> _What this task involves_: Please edit the rows below by changing "screenshot" to "screen capture" wherever it occurs. Keep everything else the same.

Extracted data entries
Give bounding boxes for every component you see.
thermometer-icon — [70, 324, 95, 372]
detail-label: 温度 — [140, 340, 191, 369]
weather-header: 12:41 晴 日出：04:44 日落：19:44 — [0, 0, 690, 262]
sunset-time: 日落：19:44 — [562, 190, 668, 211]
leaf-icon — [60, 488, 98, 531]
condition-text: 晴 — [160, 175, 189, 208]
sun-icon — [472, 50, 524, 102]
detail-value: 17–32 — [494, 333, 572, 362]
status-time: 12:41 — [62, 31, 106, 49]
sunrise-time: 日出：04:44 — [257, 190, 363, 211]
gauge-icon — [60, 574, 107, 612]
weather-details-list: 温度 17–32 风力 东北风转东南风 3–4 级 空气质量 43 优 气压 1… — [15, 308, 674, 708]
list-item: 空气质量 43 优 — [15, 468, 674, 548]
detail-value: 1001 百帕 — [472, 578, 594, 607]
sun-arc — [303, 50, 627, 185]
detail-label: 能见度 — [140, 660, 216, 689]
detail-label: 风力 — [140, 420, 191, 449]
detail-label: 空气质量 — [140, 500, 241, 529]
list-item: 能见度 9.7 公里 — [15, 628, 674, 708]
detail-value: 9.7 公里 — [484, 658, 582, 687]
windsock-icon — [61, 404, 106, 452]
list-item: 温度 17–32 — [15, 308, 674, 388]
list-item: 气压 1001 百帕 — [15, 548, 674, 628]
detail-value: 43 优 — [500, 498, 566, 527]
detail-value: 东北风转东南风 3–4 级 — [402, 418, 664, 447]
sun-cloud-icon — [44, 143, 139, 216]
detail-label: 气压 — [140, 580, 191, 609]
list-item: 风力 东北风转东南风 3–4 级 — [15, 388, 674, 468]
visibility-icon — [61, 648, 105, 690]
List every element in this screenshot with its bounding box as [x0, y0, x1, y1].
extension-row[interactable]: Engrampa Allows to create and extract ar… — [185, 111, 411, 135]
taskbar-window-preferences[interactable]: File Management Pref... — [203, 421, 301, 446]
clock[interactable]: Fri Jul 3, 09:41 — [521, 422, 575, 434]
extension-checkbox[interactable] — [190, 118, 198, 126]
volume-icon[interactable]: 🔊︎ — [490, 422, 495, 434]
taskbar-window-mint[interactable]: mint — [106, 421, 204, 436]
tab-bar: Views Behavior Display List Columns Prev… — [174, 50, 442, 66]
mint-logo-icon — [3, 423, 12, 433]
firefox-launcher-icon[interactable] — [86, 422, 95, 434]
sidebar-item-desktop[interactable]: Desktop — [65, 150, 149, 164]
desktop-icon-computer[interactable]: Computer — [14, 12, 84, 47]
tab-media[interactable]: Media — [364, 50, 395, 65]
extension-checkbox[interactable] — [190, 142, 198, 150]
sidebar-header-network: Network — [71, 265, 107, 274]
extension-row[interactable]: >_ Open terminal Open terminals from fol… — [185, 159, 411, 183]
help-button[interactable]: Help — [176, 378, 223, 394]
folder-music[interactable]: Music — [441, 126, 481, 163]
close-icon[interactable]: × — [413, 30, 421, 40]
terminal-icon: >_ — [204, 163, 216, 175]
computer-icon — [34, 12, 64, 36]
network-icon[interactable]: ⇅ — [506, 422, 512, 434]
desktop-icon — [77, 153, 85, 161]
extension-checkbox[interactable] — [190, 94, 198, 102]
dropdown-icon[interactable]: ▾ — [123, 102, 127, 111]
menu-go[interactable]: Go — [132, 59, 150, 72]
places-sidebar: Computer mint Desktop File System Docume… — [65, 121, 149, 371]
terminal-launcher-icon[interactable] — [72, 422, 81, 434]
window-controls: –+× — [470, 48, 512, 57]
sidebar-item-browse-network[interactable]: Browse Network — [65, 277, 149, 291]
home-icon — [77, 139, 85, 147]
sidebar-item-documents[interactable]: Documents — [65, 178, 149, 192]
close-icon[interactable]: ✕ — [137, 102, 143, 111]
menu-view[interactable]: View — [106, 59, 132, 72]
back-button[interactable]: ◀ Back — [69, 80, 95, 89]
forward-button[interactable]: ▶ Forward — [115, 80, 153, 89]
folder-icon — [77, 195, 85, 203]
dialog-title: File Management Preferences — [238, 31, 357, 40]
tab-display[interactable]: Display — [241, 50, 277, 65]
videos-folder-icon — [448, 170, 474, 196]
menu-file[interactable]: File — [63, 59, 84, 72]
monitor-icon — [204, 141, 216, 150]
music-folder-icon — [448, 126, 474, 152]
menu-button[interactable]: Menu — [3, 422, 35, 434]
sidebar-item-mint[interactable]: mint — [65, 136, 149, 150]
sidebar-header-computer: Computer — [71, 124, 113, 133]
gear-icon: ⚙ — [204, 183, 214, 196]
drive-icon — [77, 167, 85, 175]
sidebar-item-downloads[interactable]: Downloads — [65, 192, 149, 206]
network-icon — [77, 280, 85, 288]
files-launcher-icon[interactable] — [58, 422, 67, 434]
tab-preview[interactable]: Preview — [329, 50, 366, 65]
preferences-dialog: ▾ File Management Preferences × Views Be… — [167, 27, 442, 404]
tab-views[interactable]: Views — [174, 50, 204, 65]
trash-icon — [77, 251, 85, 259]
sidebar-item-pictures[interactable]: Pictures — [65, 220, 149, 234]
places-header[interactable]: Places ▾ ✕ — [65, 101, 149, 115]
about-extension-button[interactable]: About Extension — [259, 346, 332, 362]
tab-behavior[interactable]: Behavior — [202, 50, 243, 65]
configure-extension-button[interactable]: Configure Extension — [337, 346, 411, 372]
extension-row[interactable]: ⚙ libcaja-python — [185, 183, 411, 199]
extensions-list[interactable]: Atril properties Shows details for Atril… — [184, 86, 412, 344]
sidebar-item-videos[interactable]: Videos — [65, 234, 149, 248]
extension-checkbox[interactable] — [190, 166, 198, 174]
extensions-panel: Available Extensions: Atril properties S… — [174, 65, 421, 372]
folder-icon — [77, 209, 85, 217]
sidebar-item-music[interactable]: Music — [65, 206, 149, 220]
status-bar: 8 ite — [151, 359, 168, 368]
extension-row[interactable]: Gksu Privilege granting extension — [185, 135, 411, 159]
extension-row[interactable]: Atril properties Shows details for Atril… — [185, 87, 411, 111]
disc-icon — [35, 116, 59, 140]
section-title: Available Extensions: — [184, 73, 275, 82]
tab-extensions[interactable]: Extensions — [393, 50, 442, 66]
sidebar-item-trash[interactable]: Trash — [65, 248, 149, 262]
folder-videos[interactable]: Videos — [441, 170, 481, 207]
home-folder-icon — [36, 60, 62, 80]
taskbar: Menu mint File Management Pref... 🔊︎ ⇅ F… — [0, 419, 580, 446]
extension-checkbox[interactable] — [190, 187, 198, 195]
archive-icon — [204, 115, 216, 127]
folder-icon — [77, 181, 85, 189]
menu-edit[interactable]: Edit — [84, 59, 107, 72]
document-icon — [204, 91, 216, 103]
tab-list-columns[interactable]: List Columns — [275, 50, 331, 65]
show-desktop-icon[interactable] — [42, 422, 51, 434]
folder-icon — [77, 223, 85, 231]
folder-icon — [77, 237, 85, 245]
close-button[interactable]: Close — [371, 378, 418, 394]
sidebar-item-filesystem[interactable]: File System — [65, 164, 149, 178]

> _Solution to this problem_:
Give bounding boxes for every component you see.
thermometer-icon — [70, 324, 95, 372]
detail-label: 温度 — [140, 340, 191, 369]
weather-header: 12:41 晴 日出：04:44 日落：19:44 — [0, 0, 690, 262]
sunset-time: 日落：19:44 — [562, 190, 668, 211]
leaf-icon — [60, 488, 98, 531]
condition-text: 晴 — [160, 175, 189, 208]
sun-icon — [472, 50, 524, 102]
detail-value: 17–32 — [494, 333, 572, 362]
status-time: 12:41 — [62, 31, 106, 49]
sunrise-time: 日出：04:44 — [257, 190, 363, 211]
gauge-icon — [60, 574, 107, 612]
weather-details-list: 温度 17–32 风力 东北风转东南风 3–4 级 空气质量 43 优 气压 1… — [15, 308, 674, 708]
list-item: 空气质量 43 优 — [15, 468, 674, 548]
detail-value: 1001 百帕 — [472, 578, 594, 607]
sun-arc — [303, 50, 627, 185]
detail-label: 能见度 — [140, 660, 216, 689]
detail-label: 风力 — [140, 420, 191, 449]
detail-label: 空气质量 — [140, 500, 241, 529]
list-item: 能见度 9.7 公里 — [15, 628, 674, 708]
detail-value: 9.7 公里 — [484, 658, 582, 687]
windsock-icon — [61, 404, 106, 452]
list-item: 温度 17–32 — [15, 308, 674, 388]
list-item: 气压 1001 百帕 — [15, 548, 674, 628]
detail-value: 43 优 — [500, 498, 566, 527]
detail-value: 东北风转东南风 3–4 级 — [402, 418, 664, 447]
sun-cloud-icon — [44, 143, 139, 216]
detail-label: 气压 — [140, 580, 191, 609]
list-item: 风力 东北风转东南风 3–4 级 — [15, 388, 674, 468]
visibility-icon — [61, 648, 105, 690]
List every element in this screen capture with its bounding box as [x0, y0, x1, y1].
extension-row[interactable]: Engrampa Allows to create and extract ar… — [185, 111, 411, 135]
taskbar-window-preferences[interactable]: File Management Pref... — [203, 421, 301, 446]
clock[interactable]: Fri Jul 3, 09:41 — [521, 422, 575, 434]
extension-checkbox[interactable] — [190, 118, 198, 126]
volume-icon[interactable]: 🔊︎ — [490, 422, 495, 434]
taskbar-window-mint[interactable]: mint — [106, 421, 204, 436]
tab-bar: Views Behavior Display List Columns Prev… — [174, 50, 442, 66]
mint-logo-icon — [3, 423, 12, 433]
firefox-launcher-icon[interactable] — [86, 422, 95, 434]
sidebar-item-desktop[interactable]: Desktop — [65, 150, 149, 164]
desktop-icon-computer[interactable]: Computer — [14, 12, 84, 47]
tab-media[interactable]: Media — [364, 50, 395, 65]
extension-checkbox[interactable] — [190, 142, 198, 150]
sidebar-header-network: Network — [71, 265, 107, 274]
extension-row[interactable]: >_ Open terminal Open terminals from fol… — [185, 159, 411, 183]
help-button[interactable]: Help — [176, 378, 223, 394]
folder-music[interactable]: Music — [441, 126, 481, 163]
close-icon[interactable]: × — [413, 30, 421, 40]
terminal-icon: >_ — [204, 163, 216, 175]
computer-icon — [34, 12, 64, 36]
network-icon[interactable]: ⇅ — [506, 422, 512, 434]
desktop-icon — [77, 153, 85, 161]
extension-checkbox[interactable] — [190, 94, 198, 102]
dropdown-icon[interactable]: ▾ — [123, 102, 127, 111]
menu-go[interactable]: Go — [132, 59, 150, 72]
places-sidebar: Computer mint Desktop File System Docume… — [65, 121, 149, 371]
terminal-launcher-icon[interactable] — [72, 422, 81, 434]
window-controls: –+× — [470, 48, 512, 57]
sidebar-item-browse-network[interactable]: Browse Network — [65, 277, 149, 291]
home-icon — [77, 139, 85, 147]
sidebar-item-documents[interactable]: Documents — [65, 178, 149, 192]
close-icon[interactable]: ✕ — [137, 102, 143, 111]
menu-view[interactable]: View — [106, 59, 132, 72]
back-button[interactable]: ◀ Back — [69, 80, 95, 89]
forward-button[interactable]: ▶ Forward — [115, 80, 153, 89]
folder-icon — [77, 195, 85, 203]
dialog-title: File Management Preferences — [238, 31, 357, 40]
tab-display[interactable]: Display — [241, 50, 277, 65]
videos-folder-icon — [448, 170, 474, 196]
menu-file[interactable]: File — [63, 59, 84, 72]
monitor-icon — [204, 141, 216, 150]
music-folder-icon — [448, 126, 474, 152]
menu-button[interactable]: Menu — [3, 422, 35, 434]
sidebar-item-mint[interactable]: mint — [65, 136, 149, 150]
sidebar-header-computer: Computer — [71, 124, 113, 133]
gear-icon: ⚙ — [204, 183, 214, 196]
drive-icon — [77, 167, 85, 175]
sidebar-item-downloads[interactable]: Downloads — [65, 192, 149, 206]
network-icon — [77, 280, 85, 288]
files-launcher-icon[interactable] — [58, 422, 67, 434]
tab-preview[interactable]: Preview — [329, 50, 366, 65]
preferences-dialog: ▾ File Management Preferences × Views Be… — [167, 27, 442, 404]
tab-views[interactable]: Views — [174, 50, 204, 65]
trash-icon — [77, 251, 85, 259]
sidebar-item-pictures[interactable]: Pictures — [65, 220, 149, 234]
places-header[interactable]: Places ▾ ✕ — [65, 101, 149, 115]
about-extension-button[interactable]: About Extension — [259, 346, 332, 362]
tab-behavior[interactable]: Behavior — [202, 50, 243, 65]
configure-extension-button[interactable]: Configure Extension — [337, 346, 411, 372]
extension-row[interactable]: ⚙ libcaja-python — [185, 183, 411, 199]
extensions-list[interactable]: Atril properties Shows details for Atril… — [184, 86, 412, 344]
sidebar-item-videos[interactable]: Videos — [65, 234, 149, 248]
extension-checkbox[interactable] — [190, 166, 198, 174]
extensions-panel: Available Extensions: Atril properties S… — [174, 65, 421, 372]
folder-icon — [77, 209, 85, 217]
sidebar-item-music[interactable]: Music — [65, 206, 149, 220]
status-bar: 8 ite — [151, 359, 168, 368]
extension-row[interactable]: Gksu Privilege granting extension — [185, 135, 411, 159]
extension-row[interactable]: Atril properties Shows details for Atril… — [185, 87, 411, 111]
disc-icon — [35, 116, 59, 140]
section-title: Available Extensions: — [184, 73, 275, 82]
tab-extensions[interactable]: Extensions — [393, 50, 442, 66]
sidebar-item-trash[interactable]: Trash — [65, 248, 149, 262]
folder-videos[interactable]: Videos — [441, 170, 481, 207]
home-folder-icon — [36, 60, 62, 80]
taskbar: Menu mint File Management Pref... 🔊︎ ⇅ F… — [0, 419, 580, 446]
extension-checkbox[interactable] — [190, 187, 198, 195]
archive-icon — [204, 115, 216, 127]
folder-icon — [77, 181, 85, 189]
menu-edit[interactable]: Edit — [84, 59, 107, 72]
document-icon — [204, 91, 216, 103]
tab-list-columns[interactable]: List Columns — [275, 50, 331, 65]
show-desktop-icon[interactable] — [42, 422, 51, 434]
folder-icon — [77, 223, 85, 231]
folder-icon — [77, 237, 85, 245]
close-button[interactable]: Close — [371, 378, 418, 394]
sidebar-item-filesystem[interactable]: File System — [65, 164, 149, 178]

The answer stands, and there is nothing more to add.